Extract the full set of records that follows, word for word.

** Start Records for the exercise **

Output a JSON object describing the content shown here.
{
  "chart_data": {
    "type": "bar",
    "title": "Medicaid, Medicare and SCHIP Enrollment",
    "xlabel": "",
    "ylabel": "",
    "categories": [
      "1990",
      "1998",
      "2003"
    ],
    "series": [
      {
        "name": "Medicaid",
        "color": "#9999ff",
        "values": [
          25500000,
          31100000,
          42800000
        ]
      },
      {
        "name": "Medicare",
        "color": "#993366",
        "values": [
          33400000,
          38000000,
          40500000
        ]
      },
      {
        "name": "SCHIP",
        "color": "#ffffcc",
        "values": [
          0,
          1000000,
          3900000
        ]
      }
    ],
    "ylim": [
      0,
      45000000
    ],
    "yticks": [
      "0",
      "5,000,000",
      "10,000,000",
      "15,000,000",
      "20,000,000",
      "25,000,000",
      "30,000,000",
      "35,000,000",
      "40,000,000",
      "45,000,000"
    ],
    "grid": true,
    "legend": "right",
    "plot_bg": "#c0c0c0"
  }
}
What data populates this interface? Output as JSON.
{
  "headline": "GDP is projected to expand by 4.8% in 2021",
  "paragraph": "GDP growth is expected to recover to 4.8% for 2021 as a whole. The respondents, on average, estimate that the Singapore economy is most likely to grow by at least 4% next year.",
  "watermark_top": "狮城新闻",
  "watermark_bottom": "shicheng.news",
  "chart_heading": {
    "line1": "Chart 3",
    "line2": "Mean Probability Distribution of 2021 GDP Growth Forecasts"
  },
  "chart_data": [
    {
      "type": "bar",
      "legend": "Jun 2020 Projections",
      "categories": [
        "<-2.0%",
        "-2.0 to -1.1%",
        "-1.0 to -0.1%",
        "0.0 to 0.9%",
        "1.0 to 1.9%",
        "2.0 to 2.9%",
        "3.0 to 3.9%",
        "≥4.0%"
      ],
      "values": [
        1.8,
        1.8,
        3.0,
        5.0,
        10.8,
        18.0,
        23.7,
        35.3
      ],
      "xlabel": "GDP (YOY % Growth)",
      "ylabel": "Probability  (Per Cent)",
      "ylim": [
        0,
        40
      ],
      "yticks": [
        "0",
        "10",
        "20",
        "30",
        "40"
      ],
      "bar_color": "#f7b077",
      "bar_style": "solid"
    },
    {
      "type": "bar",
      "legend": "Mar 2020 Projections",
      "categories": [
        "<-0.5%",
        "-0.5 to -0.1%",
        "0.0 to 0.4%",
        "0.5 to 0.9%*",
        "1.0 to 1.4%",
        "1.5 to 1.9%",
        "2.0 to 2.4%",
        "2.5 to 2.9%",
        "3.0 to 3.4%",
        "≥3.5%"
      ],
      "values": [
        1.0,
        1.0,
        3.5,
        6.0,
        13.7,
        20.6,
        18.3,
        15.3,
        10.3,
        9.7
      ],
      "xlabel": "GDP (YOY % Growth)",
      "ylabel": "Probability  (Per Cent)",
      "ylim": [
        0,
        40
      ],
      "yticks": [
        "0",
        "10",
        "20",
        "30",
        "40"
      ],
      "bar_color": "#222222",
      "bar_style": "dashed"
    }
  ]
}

** End Records for the exercise **

Finished task =>
Output a JSON object describing the content shown here.
{
  "chart_data": {
    "type": "bar",
    "title": "Medicaid, Medicare and SCHIP Enrollment",
    "xlabel": "",
    "ylabel": "",
    "categories": [
      "1990",
      "1998",
      "2003"
    ],
    "series": [
      {
        "name": "Medicaid",
        "color": "#9999ff",
        "values": [
          25500000,
          31100000,
          42800000
        ]
      },
      {
        "name": "Medicare",
        "color": "#993366",
        "values": [
          33400000,
          38000000,
          40500000
        ]
      },
      {
        "name": "SCHIP",
        "color": "#ffffcc",
        "values": [
          0,
          1000000,
          3900000
        ]
      }
    ],
    "ylim": [
      0,
      45000000
    ],
    "yticks": [
      "0",
      "5,000,000",
      "10,000,000",
      "15,000,000",
      "20,000,000",
      "25,000,000",
      "30,000,000",
      "35,000,000",
      "40,000,000",
      "45,000,000"
    ],
    "grid": true,
    "legend": "right",
    "plot_bg": "#c0c0c0"
  }
}
What data populates this interface? Output as JSON.
{
  "headline": "GDP is projected to expand by 4.8% in 2021",
  "paragraph": "GDP growth is expected to recover to 4.8% for 2021 as a whole. The respondents, on average, estimate that the Singapore economy is most likely to grow by at least 4% next year.",
  "watermark_top": "狮城新闻",
  "watermark_bottom": "shicheng.news",
  "chart_heading": {
    "line1": "Chart 3",
    "line2": "Mean Probability Distribution of 2021 GDP Growth Forecasts"
  },
  "chart_data": [
    {
      "type": "bar",
      "legend": "Jun 2020 Projections",
      "categories": [
        "<-2.0%",
        "-2.0 to -1.1%",
        "-1.0 to -0.1%",
        "0.0 to 0.9%",
        "1.0 to 1.9%",
        "2.0 to 2.9%",
        "3.0 to 3.9%",
        "≥4.0%"
      ],
      "values": [
        1.8,
        1.8,
        3.0,
        5.0,
        10.8,
        18.0,
        23.7,
        35.3
      ],
      "xlabel": "GDP (YOY % Growth)",
      "ylabel": "Probability  (Per Cent)",
      "ylim": [
        0,
        40
      ],
      "yticks": [
        "0",
        "10",
        "20",
        "30",
        "40"
      ],
      "bar_color": "#f7b077",
      "bar_style": "solid"
    },
    {
      "type": "bar",
      "legend": "Mar 2020 Projections",
      "categories": [
        "<-0.5%",
        "-0.5 to -0.1%",
        "0.0 to 0.4%",
        "0.5 to 0.9%*",
        "1.0 to 1.4%",
        "1.5 to 1.9%",
        "2.0 to 2.4%",
        "2.5 to 2.9%",
        "3.0 to 3.4%",
        "≥3.5%"
      ],
      "values": [
        1.0,
        1.0,
        3.5,
        6.0,
        13.7,
        20.6,
        18.3,
        15.3,
        10.3,
        9.7
      ],
      "xlabel": "GDP (YOY % Growth)",
      "ylabel": "Probability  (Per Cent)",
      "ylim": [
        0,
        40
      ],
      "yticks": [
        "0",
        "10",
        "20",
        "30",
        "40"
      ],
      "bar_color": "#222222",
      "bar_style": "dashed"
    }
  ]
}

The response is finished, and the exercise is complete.